Check every line below for the word "Coluna" and copy each one that has it.
----
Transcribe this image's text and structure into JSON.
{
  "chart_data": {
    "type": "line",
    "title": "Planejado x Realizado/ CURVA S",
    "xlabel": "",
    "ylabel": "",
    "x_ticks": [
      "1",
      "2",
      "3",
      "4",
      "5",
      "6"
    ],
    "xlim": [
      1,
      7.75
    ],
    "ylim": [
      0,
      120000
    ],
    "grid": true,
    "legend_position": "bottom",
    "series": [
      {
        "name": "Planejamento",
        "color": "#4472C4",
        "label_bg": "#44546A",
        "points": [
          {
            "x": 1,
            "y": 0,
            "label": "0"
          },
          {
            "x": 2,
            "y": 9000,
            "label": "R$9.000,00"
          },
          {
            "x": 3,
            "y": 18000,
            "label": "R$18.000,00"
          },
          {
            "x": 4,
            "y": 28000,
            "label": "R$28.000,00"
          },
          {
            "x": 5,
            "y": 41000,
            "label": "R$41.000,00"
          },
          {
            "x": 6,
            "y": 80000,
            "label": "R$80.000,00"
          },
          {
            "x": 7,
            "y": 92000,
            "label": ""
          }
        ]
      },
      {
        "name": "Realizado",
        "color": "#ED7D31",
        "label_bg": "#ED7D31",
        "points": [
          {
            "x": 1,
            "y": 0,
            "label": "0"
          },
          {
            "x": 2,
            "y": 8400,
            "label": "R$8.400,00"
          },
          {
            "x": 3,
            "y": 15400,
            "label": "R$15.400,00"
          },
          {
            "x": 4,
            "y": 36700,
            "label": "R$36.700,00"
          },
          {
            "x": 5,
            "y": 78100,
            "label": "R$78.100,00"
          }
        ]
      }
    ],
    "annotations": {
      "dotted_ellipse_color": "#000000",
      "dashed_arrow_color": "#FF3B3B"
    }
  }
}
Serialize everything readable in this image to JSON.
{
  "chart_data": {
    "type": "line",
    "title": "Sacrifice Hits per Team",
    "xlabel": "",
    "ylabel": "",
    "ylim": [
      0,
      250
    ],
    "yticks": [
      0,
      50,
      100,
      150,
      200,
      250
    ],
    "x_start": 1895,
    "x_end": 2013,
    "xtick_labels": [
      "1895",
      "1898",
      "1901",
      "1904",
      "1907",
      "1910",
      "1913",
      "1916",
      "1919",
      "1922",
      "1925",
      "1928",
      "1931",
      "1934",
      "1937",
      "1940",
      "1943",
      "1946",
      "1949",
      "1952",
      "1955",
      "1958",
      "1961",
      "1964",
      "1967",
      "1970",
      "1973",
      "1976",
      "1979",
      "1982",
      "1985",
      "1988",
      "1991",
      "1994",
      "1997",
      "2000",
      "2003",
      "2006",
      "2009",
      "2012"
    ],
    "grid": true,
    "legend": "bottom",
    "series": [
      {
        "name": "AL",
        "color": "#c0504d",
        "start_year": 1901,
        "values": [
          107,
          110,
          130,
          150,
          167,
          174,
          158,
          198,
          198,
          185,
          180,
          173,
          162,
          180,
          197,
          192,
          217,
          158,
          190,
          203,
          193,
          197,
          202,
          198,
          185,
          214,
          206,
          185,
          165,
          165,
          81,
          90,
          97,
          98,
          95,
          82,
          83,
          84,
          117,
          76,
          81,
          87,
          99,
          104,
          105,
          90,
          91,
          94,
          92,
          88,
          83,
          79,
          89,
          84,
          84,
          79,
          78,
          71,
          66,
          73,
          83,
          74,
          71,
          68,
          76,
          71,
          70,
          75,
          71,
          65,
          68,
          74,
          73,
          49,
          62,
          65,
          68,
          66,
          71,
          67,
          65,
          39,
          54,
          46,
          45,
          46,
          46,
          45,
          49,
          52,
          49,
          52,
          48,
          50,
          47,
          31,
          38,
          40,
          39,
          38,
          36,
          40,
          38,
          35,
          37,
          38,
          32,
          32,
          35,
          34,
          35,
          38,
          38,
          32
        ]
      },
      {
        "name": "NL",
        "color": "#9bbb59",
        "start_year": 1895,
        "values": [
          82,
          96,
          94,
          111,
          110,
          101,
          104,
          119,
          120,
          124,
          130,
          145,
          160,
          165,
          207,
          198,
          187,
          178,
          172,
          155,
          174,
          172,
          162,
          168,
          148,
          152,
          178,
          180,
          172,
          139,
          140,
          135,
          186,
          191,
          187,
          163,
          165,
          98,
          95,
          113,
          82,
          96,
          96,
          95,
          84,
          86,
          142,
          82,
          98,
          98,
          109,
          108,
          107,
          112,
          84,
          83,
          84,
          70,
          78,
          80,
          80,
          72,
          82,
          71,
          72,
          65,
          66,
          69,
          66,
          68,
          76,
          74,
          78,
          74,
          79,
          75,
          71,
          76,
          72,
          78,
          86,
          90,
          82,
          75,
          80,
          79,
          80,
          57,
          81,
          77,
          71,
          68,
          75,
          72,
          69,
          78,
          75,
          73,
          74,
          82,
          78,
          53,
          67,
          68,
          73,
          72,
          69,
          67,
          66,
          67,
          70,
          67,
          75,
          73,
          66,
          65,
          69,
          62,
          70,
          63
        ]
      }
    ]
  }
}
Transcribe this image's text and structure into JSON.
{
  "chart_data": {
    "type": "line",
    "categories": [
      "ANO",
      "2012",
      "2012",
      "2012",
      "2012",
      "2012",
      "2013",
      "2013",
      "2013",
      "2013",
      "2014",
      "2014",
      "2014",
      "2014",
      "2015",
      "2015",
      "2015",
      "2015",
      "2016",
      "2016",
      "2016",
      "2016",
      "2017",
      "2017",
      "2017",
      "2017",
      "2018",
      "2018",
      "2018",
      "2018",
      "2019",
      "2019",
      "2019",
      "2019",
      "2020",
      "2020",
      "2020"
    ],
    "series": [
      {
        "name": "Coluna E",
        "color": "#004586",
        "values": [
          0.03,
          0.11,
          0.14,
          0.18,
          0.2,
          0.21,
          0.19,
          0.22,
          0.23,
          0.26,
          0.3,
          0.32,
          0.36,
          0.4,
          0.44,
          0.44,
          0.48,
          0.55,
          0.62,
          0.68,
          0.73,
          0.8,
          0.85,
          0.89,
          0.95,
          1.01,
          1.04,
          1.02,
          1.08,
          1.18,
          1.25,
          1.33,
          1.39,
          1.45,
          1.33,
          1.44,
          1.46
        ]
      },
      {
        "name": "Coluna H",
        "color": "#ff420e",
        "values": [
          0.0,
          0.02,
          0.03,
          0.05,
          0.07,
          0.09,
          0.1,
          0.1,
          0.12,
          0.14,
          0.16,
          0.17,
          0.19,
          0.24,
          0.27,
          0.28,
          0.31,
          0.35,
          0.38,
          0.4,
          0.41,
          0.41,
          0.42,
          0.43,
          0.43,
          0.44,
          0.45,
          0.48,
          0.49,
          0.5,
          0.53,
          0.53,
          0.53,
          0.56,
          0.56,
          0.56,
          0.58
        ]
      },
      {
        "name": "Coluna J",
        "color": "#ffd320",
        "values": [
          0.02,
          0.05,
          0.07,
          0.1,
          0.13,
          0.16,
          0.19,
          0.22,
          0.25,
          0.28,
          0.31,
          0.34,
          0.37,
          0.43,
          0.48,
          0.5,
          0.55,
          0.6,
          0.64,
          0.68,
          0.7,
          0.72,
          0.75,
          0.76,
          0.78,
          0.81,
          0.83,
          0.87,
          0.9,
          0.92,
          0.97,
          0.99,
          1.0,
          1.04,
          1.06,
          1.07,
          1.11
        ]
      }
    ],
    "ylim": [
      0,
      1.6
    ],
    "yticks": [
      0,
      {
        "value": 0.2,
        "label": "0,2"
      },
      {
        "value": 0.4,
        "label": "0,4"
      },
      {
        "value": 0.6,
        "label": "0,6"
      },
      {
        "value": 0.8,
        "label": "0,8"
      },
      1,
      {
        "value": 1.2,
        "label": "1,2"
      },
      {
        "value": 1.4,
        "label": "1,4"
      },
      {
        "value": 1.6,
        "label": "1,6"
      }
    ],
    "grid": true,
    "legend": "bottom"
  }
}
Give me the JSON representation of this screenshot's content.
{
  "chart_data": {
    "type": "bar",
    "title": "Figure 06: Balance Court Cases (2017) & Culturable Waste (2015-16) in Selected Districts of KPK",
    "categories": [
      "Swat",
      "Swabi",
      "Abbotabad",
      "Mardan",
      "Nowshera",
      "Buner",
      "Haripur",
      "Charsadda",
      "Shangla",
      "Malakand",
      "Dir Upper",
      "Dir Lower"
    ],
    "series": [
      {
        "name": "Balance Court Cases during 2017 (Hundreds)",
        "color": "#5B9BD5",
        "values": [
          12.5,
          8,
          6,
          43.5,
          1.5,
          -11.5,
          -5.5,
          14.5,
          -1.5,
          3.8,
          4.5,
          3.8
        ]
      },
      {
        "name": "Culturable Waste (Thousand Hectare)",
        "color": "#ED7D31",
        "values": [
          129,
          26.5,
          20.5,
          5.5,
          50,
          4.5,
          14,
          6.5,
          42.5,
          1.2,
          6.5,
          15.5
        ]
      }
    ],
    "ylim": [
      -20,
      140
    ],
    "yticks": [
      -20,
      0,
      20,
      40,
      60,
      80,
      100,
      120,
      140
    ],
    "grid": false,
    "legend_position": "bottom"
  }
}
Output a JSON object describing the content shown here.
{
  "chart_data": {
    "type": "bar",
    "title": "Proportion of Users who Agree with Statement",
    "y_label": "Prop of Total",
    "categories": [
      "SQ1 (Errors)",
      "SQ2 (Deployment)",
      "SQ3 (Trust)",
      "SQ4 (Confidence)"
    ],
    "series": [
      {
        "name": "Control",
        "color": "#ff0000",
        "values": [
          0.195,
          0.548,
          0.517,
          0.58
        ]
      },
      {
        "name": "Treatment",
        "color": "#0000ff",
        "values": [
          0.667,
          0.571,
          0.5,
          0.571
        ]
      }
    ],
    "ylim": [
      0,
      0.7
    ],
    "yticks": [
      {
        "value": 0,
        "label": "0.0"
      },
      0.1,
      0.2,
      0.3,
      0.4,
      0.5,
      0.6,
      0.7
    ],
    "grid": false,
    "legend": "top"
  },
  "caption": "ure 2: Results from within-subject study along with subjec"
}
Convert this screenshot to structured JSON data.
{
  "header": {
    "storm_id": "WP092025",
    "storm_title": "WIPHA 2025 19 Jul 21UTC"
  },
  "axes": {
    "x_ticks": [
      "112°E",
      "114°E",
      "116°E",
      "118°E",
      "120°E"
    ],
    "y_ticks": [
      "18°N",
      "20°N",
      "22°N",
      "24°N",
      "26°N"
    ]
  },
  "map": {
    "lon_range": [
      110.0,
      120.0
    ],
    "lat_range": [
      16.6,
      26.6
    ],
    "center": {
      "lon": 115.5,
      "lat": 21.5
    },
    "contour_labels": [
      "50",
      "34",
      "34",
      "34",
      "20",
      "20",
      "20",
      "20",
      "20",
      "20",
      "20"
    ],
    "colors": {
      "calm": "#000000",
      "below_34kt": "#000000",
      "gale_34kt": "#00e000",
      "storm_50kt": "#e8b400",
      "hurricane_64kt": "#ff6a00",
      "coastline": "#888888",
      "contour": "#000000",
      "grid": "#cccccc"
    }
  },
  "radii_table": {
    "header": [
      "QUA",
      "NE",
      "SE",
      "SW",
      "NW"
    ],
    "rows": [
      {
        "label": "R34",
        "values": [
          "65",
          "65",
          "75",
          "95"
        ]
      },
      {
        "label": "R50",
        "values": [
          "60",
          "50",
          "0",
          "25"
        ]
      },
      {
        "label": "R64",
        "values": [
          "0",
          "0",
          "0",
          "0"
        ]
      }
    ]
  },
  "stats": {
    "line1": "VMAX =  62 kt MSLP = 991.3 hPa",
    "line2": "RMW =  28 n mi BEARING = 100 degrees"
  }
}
----
**Response below**
        "name": "Coluna E",
        "name": "Coluna H",
        "name": "Coluna J",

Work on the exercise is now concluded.